>>>
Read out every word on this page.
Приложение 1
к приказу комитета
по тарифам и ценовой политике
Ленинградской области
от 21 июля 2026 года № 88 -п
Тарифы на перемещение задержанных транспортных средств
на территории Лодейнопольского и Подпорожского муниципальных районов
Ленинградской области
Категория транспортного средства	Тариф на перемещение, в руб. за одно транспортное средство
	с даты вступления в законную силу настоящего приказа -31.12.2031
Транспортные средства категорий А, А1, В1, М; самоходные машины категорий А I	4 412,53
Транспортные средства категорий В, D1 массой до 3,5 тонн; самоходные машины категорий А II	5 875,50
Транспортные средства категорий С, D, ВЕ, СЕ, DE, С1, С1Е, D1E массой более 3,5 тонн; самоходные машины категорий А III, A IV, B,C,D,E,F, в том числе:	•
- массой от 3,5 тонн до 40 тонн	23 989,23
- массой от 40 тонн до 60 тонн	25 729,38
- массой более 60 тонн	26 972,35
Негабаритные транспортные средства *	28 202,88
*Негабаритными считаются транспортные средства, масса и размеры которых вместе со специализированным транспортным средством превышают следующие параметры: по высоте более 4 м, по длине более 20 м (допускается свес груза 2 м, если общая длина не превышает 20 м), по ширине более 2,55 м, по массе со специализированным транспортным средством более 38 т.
<<<
▸ **What to work on**:
Look through the data and show every line containing "категорий".

▸ **Solution**:
Транспортные средства категорий А, А1, В1, М; самоходные машины категорий А I	4 412,53
Транспортные средства категорий В, D1 массой до 3,5 тонн; самоходные машины категорий А II	5 875,50
Транспортные средства категорий С, D, ВЕ, СЕ, DE, С1, С1Е, D1E массой более 3,5 тонн; самоходные машины категорий А III, A IV, B,C,D,E,F, в том числе:	•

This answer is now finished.